- **Task description**: In your copy, leave out all pictures and reproduce every entry exactly.
------ Given data
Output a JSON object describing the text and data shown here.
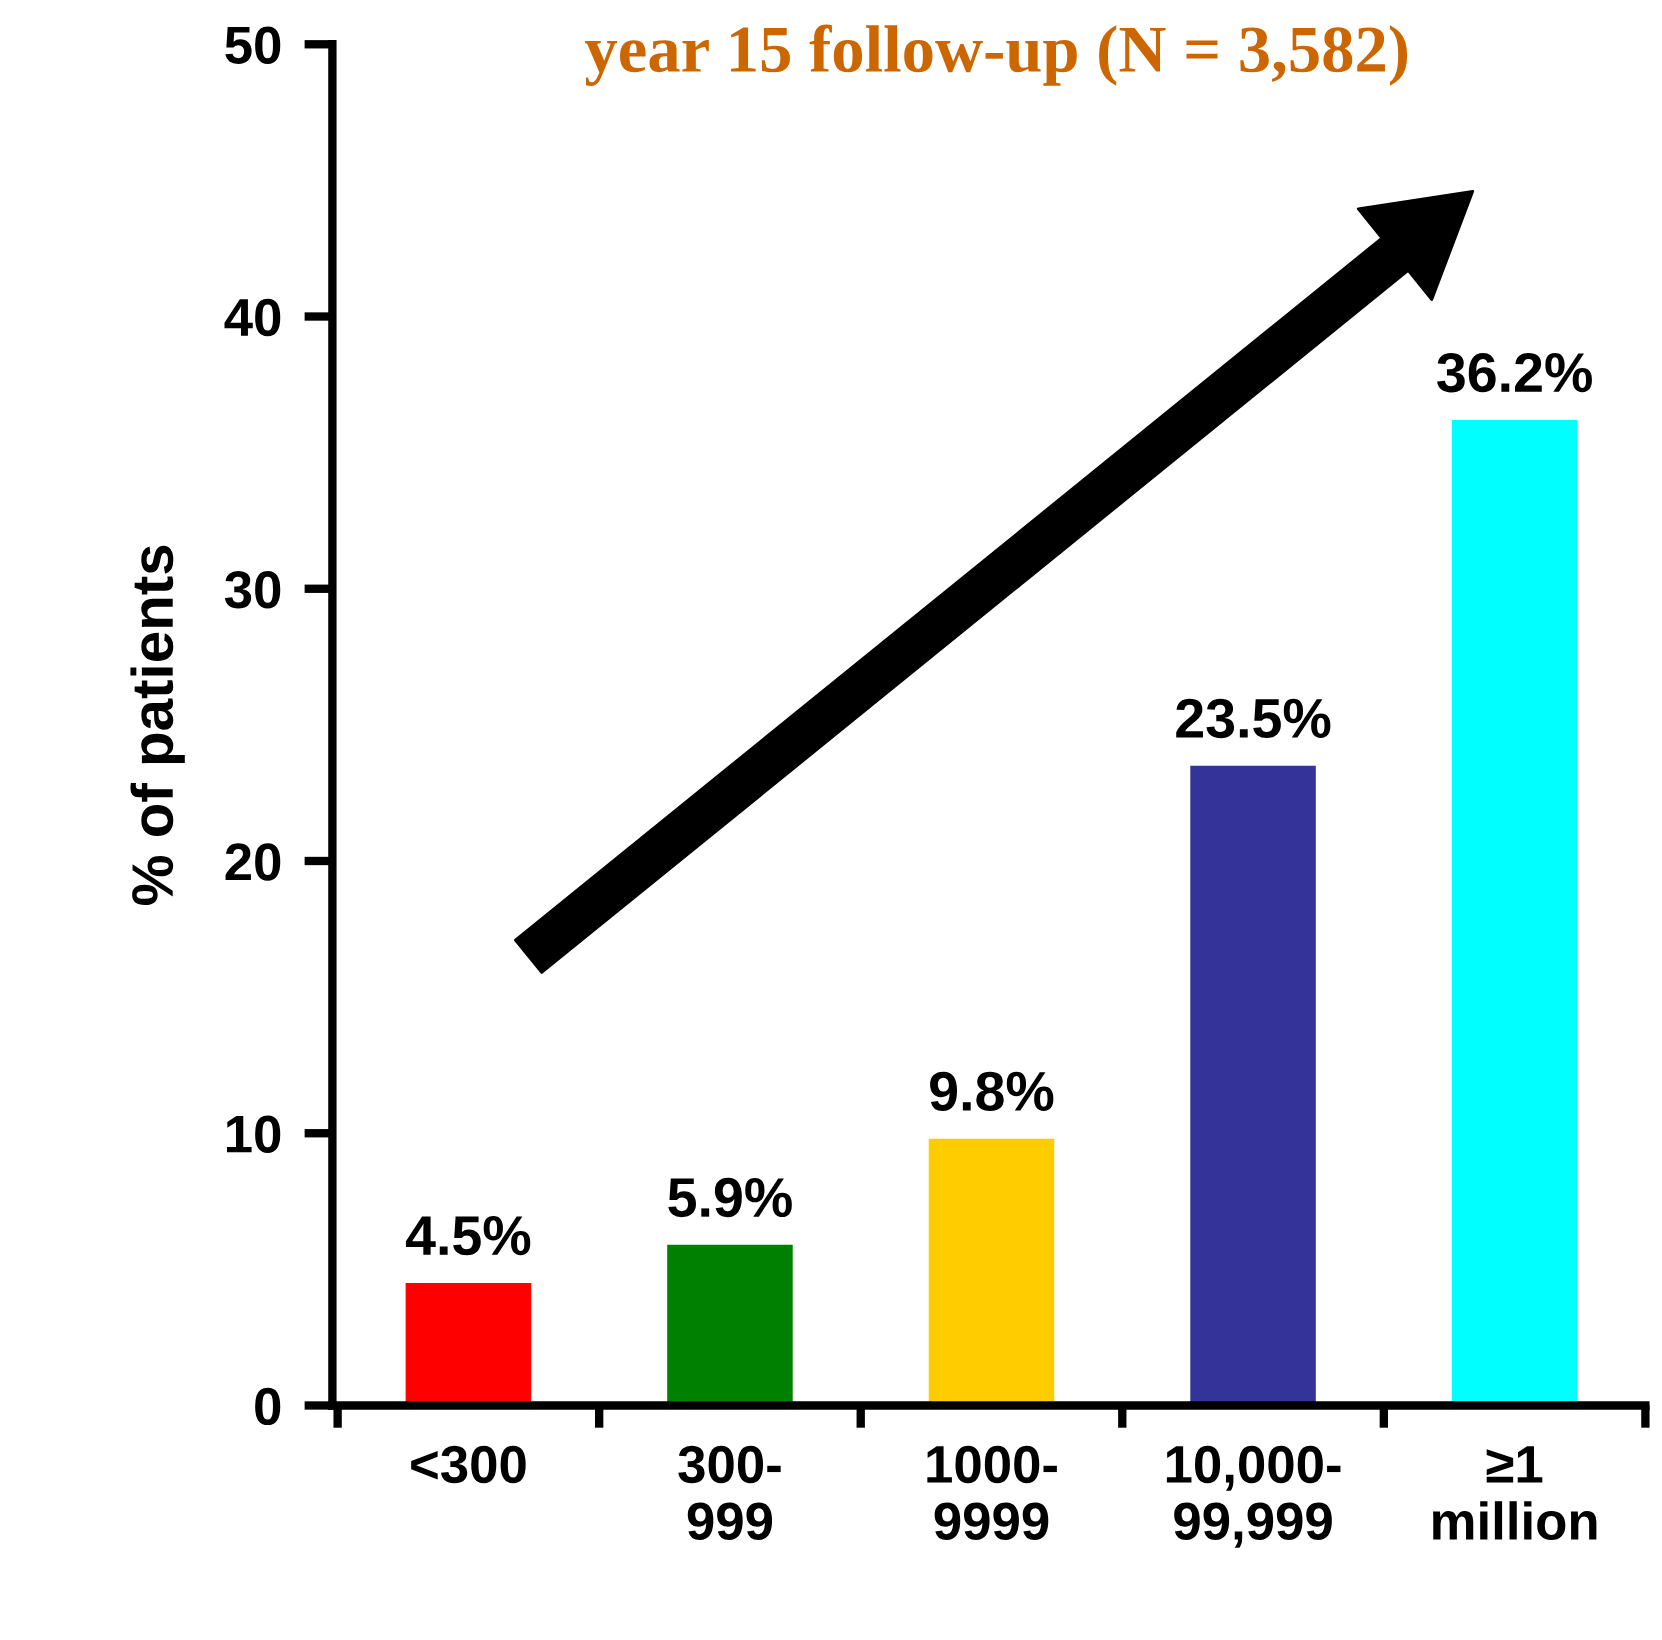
{
  "chart_data": {
    "type": "bar",
    "title": "year 15 follow-up (N = 3,582)",
    "ylabel": "% of patients",
    "categories": [
      "<300",
      "300-\n999",
      "1000-\n9999",
      "10,000-\n99,999",
      "≥1\nmillion"
    ],
    "values": [
      4.5,
      5.9,
      9.8,
      23.5,
      36.2
    ],
    "colors": [
      "#ff0000",
      "#008000",
      "#ffcc00",
      "#333399",
      "#00ffff"
    ],
    "value_labels": [
      "4.5%",
      "5.9%",
      "9.8%",
      "23.5%",
      "36.2%"
    ],
    "ylim": [
      0,
      50
    ],
    "yticks": [
      0,
      10,
      20,
      30,
      40,
      50
    ],
    "grid": false,
    "legend": false
  }
}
------------
- **Exercise response**:
Output a JSON object describing the text and data shown here.
{
  "chart_data": {
    "type": "bar",
    "title": "year 15 follow-up (N = 3,582)",
    "ylabel": "% of patients",
    "categories": [
      "<300",
      "300-\n999",
      "1000-\n9999",
      "10,000-\n99,999",
      "≥1\nmillion"
    ],
    "values": [
      4.5,
      5.9,
      9.8,
      23.5,
      36.2
    ],
    "colors": [
      "#ff0000",
      "#008000",
      "#ffcc00",
      "#333399",
      "#00ffff"
    ],
    "value_labels": [
      "4.5%",
      "5.9%",
      "9.8%",
      "23.5%",
      "36.2%"
    ],
    "ylim": [
      0,
      50
    ],
    "yticks": [
      0,
      10,
      20,
      30,
      40,
      50
    ],
    "grid": false,
    "legend": false
  }
}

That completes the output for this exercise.